Objective
Type out every line below exactly as it reads.

Saved data entries
____

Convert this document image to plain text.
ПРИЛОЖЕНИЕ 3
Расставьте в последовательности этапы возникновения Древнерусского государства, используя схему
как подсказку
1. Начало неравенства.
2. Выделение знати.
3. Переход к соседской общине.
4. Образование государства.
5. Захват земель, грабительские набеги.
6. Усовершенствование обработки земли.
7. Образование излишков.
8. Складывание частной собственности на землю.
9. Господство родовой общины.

____

Response to the exercise
Convert this document image to plain text.
ПРИЛОЖЕНИЕ 3
Расставьте в последовательности этапы возникновения Древнерусского государства, используя схему
как подсказку
1. Начало неравенства.
2. Выделение знати.
3. Переход к соседской общине.
4. Образование государства.
5. Захват земель, грабительские набеги.
6. Усовершенствование обработки земли.
7. Образование излишков.
8. Складывание частной собственности на землю.
9. Господство родовой общины.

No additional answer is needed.